*Problem requirements*:
Return a copy of each line that holds the string "Carbon".

*Extracted data*:
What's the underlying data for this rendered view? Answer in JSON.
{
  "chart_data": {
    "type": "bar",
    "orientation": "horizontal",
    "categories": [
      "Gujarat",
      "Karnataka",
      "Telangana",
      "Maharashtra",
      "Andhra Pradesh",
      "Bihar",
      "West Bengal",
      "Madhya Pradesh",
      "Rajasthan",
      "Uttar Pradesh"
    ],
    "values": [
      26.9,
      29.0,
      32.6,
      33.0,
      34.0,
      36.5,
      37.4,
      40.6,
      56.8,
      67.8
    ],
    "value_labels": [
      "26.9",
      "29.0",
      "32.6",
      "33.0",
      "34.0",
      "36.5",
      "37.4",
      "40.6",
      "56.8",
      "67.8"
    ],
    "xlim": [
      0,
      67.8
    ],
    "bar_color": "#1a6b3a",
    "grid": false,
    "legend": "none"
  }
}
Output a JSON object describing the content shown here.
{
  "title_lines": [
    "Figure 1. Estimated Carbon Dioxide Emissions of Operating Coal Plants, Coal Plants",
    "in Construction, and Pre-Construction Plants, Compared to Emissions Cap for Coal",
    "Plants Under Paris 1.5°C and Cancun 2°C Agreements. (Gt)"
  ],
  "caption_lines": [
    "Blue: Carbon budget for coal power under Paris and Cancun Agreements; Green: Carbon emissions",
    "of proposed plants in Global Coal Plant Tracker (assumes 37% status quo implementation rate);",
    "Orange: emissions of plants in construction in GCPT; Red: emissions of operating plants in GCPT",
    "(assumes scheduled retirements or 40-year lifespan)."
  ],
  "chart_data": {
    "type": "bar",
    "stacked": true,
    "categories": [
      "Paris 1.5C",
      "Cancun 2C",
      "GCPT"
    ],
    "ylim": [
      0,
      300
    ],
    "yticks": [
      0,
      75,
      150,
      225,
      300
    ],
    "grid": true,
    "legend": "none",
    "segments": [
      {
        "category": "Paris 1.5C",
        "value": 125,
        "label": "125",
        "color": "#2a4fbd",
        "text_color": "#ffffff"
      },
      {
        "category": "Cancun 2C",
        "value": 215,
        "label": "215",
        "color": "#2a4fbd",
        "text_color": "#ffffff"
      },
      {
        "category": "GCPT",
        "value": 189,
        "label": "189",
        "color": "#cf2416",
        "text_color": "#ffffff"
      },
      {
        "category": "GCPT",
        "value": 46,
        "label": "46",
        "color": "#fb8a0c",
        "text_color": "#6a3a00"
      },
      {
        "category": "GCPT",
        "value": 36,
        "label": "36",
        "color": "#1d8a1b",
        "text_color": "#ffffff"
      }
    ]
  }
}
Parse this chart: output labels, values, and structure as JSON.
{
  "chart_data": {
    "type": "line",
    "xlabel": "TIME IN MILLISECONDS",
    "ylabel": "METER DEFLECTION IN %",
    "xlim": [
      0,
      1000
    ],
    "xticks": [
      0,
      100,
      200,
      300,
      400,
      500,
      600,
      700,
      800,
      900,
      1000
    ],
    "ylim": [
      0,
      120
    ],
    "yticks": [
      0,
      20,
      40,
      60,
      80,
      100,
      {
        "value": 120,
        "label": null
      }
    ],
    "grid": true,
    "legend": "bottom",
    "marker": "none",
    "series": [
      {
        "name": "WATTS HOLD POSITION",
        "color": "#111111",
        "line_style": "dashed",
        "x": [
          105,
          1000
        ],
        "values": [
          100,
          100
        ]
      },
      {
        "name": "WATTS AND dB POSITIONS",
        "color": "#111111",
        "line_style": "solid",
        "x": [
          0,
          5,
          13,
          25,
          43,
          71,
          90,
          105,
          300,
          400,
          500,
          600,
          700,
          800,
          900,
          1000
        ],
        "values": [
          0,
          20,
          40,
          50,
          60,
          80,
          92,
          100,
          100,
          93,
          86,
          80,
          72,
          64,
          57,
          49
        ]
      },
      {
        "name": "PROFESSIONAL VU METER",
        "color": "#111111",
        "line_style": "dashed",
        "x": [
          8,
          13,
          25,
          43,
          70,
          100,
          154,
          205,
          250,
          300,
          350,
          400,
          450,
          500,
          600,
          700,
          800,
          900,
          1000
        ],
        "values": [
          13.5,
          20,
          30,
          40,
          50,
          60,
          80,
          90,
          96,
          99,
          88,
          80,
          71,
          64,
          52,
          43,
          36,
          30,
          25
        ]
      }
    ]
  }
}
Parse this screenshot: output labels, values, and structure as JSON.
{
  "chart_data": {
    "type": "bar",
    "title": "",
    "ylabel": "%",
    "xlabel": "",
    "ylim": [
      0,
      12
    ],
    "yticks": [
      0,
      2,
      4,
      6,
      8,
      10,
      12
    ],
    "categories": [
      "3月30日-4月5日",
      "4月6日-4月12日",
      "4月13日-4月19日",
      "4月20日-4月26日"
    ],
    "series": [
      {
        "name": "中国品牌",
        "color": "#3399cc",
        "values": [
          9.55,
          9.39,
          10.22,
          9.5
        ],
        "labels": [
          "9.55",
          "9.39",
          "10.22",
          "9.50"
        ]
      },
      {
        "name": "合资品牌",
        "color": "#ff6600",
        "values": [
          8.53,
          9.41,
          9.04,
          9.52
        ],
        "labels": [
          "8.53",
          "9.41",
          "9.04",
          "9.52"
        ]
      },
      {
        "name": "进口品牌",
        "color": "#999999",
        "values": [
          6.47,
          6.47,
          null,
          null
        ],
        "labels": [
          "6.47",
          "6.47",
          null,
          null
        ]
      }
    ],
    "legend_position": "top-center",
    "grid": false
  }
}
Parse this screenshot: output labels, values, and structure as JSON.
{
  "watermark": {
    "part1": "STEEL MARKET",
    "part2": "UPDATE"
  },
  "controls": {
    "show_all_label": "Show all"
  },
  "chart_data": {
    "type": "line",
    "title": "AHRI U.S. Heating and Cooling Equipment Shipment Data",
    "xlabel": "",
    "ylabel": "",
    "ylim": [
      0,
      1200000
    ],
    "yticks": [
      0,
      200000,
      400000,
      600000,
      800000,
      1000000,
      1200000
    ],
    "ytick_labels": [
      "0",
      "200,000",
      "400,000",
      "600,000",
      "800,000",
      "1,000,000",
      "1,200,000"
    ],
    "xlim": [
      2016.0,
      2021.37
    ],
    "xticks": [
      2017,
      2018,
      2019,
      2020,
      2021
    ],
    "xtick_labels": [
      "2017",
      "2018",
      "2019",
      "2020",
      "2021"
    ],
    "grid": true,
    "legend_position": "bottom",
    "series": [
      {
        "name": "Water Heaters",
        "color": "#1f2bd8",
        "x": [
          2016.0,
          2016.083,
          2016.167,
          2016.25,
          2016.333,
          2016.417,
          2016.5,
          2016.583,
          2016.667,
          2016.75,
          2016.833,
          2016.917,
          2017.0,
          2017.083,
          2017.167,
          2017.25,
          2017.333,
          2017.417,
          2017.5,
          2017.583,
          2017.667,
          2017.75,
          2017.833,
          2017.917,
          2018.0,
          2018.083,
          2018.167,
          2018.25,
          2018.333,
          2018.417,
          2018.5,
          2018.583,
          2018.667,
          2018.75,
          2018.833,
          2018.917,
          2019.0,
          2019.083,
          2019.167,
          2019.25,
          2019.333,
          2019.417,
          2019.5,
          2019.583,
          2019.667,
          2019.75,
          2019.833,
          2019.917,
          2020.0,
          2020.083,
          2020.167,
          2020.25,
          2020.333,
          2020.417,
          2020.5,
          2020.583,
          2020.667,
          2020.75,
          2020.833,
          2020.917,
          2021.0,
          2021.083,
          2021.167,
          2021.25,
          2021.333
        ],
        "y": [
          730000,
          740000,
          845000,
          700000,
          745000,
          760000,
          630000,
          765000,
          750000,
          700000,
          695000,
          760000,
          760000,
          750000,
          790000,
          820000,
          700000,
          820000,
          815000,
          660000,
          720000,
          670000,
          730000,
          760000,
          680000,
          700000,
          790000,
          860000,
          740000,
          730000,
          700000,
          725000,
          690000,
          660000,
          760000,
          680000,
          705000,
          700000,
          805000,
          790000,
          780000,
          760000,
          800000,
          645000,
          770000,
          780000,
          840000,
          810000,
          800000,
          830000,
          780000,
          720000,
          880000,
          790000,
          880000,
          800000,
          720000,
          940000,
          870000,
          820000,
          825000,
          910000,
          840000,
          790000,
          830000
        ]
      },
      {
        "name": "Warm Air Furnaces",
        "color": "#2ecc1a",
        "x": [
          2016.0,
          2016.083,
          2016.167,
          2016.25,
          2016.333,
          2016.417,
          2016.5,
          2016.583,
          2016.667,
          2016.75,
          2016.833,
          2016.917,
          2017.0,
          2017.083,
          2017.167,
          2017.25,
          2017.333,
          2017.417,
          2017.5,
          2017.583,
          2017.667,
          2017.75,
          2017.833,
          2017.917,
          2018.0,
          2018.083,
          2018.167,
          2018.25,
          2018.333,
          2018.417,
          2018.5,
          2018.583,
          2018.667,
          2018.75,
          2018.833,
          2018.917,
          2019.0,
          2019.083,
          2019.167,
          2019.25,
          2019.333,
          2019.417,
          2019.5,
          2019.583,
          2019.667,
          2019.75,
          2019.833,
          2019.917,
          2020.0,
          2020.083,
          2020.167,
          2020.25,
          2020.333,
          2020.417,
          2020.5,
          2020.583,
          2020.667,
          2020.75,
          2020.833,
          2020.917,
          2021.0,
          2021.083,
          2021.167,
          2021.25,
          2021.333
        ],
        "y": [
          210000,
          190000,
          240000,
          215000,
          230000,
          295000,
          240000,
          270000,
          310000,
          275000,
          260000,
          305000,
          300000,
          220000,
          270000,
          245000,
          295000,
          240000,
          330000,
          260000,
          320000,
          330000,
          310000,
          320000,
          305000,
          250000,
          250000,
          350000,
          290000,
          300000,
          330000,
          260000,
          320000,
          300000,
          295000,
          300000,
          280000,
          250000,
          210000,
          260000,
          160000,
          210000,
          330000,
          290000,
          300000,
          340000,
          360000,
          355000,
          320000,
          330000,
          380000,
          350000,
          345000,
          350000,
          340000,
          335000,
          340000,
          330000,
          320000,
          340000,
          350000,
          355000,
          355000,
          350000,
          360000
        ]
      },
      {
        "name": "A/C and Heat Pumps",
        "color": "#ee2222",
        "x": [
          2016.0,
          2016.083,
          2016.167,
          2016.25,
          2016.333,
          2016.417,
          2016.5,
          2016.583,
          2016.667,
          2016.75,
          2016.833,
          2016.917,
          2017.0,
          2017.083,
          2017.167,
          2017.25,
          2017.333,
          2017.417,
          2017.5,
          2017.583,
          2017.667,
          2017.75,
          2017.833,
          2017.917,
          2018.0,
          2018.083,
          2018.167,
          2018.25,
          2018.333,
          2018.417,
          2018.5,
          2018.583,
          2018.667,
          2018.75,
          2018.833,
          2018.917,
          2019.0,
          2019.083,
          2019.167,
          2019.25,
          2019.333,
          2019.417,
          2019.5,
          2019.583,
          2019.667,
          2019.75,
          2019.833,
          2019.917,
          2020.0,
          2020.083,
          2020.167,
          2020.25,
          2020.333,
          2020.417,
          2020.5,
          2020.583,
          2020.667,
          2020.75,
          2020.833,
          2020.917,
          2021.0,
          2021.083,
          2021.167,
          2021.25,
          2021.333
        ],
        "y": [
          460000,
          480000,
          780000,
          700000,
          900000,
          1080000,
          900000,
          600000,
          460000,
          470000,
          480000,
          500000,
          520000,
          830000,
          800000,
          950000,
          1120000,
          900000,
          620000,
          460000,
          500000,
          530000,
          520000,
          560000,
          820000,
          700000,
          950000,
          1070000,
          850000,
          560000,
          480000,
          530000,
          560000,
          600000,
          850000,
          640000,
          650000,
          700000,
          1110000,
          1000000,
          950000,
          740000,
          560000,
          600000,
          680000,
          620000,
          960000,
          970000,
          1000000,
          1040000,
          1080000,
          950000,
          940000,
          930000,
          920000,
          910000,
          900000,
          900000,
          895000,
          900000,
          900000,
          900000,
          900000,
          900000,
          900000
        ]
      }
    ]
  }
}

*Correct output*:
    "Figure 1. Estimated Carbon Dioxide Emissions of Operating Coal Plants, Coal Plants",
    "Blue: Carbon budget for coal power under Paris and Cancun Agreements; Green: Carbon emissions",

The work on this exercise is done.